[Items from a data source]
◇ ◇ ◇ ◇

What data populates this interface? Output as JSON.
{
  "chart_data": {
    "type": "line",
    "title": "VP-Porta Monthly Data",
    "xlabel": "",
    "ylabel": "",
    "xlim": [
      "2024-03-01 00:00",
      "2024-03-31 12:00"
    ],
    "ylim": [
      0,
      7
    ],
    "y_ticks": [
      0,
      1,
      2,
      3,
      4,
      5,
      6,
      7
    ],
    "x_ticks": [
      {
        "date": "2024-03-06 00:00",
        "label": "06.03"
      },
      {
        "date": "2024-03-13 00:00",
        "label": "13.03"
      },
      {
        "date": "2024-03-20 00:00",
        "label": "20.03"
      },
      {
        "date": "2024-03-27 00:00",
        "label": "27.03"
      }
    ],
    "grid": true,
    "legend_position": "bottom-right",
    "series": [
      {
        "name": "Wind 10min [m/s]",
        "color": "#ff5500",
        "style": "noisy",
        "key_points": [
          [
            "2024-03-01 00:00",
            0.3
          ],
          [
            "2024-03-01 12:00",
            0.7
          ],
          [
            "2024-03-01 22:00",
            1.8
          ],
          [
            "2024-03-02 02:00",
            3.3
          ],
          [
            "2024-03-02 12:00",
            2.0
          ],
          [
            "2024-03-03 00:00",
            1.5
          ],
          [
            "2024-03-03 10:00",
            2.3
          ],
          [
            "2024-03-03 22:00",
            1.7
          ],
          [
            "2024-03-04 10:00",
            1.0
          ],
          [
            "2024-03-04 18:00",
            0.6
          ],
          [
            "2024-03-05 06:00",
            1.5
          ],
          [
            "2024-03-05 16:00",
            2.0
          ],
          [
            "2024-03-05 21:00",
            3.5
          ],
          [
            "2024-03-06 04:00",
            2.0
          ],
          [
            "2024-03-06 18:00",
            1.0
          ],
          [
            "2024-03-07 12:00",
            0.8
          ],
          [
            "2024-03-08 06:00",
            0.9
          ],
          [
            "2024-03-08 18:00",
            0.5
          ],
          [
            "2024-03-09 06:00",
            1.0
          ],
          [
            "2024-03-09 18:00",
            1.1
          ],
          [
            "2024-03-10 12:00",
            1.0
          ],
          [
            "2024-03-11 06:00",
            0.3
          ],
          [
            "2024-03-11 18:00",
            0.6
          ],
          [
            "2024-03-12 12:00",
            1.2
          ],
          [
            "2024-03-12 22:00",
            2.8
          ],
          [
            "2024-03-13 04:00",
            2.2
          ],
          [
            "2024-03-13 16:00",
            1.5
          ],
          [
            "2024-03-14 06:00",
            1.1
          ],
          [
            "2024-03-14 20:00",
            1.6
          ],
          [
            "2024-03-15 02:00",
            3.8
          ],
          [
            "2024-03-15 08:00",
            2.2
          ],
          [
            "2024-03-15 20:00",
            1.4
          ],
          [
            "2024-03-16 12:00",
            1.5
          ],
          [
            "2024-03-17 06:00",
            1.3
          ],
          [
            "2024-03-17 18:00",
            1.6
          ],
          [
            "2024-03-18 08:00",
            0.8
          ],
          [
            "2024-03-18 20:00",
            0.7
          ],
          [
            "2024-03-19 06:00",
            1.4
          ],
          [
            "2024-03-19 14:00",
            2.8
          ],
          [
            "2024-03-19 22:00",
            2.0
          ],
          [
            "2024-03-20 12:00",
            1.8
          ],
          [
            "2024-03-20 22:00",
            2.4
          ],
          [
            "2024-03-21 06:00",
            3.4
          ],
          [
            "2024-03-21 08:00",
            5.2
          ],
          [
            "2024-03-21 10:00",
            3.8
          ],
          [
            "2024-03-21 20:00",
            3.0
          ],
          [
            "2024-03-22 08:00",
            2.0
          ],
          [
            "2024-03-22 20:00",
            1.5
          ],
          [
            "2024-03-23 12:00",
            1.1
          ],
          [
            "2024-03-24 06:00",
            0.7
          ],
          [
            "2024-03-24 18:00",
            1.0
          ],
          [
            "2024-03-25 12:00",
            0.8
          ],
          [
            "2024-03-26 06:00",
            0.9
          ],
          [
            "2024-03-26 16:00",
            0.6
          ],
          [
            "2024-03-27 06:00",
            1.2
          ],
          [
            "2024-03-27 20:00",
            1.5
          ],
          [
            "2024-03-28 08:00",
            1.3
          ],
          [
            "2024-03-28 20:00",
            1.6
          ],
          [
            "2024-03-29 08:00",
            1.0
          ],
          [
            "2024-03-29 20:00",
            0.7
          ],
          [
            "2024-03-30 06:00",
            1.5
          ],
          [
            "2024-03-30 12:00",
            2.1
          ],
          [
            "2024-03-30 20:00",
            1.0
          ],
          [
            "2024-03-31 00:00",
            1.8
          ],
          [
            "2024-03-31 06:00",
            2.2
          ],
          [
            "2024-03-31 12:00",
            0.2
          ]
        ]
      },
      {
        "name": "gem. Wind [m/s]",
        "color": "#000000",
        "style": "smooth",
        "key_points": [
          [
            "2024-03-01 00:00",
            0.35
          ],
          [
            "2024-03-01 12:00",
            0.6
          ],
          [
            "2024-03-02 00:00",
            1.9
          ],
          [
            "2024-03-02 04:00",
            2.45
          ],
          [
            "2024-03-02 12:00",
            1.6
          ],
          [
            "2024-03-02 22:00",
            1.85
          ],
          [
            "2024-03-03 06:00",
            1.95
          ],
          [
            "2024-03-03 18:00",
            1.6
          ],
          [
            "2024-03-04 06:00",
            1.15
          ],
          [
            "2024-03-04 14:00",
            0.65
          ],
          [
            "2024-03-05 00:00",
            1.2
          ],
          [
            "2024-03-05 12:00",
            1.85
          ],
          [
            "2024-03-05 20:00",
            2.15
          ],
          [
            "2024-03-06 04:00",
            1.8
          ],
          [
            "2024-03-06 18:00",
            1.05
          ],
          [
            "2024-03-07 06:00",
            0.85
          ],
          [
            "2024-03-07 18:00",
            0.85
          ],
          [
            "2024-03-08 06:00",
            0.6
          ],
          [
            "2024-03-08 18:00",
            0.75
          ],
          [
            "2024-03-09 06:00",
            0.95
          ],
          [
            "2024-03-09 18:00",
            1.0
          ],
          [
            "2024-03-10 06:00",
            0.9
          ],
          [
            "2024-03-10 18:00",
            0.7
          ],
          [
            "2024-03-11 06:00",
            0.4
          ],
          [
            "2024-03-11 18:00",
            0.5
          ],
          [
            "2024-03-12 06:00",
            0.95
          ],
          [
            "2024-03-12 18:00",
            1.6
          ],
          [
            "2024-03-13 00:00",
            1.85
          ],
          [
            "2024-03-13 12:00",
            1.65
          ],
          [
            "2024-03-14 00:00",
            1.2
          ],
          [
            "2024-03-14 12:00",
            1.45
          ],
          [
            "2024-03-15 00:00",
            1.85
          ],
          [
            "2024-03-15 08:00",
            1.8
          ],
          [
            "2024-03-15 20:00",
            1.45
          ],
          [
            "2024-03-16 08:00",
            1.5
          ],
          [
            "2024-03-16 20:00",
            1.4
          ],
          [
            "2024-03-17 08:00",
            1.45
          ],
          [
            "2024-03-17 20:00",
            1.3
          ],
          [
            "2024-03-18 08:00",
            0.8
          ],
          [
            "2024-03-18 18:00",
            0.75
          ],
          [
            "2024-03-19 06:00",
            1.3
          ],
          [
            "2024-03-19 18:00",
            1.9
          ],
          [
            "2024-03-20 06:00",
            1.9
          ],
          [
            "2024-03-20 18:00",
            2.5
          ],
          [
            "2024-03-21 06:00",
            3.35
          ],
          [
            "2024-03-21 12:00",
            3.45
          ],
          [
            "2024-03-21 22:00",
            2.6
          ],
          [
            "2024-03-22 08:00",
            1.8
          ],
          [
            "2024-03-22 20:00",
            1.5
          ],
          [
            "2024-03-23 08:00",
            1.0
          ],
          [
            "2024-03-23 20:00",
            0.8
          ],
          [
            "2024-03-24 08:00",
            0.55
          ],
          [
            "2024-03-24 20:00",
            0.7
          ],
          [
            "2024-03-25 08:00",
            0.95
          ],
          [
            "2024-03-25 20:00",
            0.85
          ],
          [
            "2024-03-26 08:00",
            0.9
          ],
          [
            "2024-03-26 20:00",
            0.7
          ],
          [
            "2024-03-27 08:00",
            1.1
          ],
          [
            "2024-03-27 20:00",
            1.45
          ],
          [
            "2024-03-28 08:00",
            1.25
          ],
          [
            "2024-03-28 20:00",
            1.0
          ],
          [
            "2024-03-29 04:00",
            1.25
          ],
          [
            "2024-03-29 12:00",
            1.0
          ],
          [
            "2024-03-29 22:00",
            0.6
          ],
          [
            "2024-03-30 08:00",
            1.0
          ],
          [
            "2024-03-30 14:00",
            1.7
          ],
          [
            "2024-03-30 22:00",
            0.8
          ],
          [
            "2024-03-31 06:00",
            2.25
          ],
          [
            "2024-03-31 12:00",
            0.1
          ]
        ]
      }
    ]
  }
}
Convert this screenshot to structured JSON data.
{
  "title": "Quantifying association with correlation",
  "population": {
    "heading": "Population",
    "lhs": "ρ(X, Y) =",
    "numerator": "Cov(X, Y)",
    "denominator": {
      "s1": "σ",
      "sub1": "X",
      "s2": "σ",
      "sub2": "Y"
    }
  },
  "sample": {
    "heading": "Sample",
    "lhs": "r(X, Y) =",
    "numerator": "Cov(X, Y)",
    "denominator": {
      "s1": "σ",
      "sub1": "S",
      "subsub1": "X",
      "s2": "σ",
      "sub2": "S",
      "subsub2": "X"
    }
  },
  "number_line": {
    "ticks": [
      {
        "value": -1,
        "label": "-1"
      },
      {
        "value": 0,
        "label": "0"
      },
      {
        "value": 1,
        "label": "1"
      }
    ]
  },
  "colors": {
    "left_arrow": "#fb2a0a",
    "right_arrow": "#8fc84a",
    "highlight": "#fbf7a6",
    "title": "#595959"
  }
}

◇ ◇ ◇ ◇

- _Stated problem_: Write the lines out verbatim, from the one with "Convert this screenshot" through the last line of the entries, and stop there.

- _Solution for this task_:
Convert this screenshot to structured JSON data.
{
  "title": "Quantifying association with correlation",
  "population": {
    "heading": "Population",
    "lhs": "ρ(X, Y) =",
    "numerator": "Cov(X, Y)",
    "denominator": {
      "s1": "σ",
      "sub1": "X",
      "s2": "σ",
      "sub2": "Y"
    }
  },
  "sample": {
    "heading": "Sample",
    "lhs": "r(X, Y) =",
    "numerator": "Cov(X, Y)",
    "denominator": {
      "s1": "σ",
      "sub1": "S",
      "subsub1": "X",
      "s2": "σ",
      "sub2": "S",
      "subsub2": "X"
    }
  },
  "number_line": {
    "ticks": [
      {
        "value": -1,
        "label": "-1"
      },
      {
        "value": 0,
        "label": "0"
      },
      {
        "value": 1,
        "label": "1"
      }
    ]
  },
  "colors": {
    "left_arrow": "#fb2a0a",
    "right_arrow": "#8fc84a",
    "highlight": "#fbf7a6",
    "title": "#595959"
  }
}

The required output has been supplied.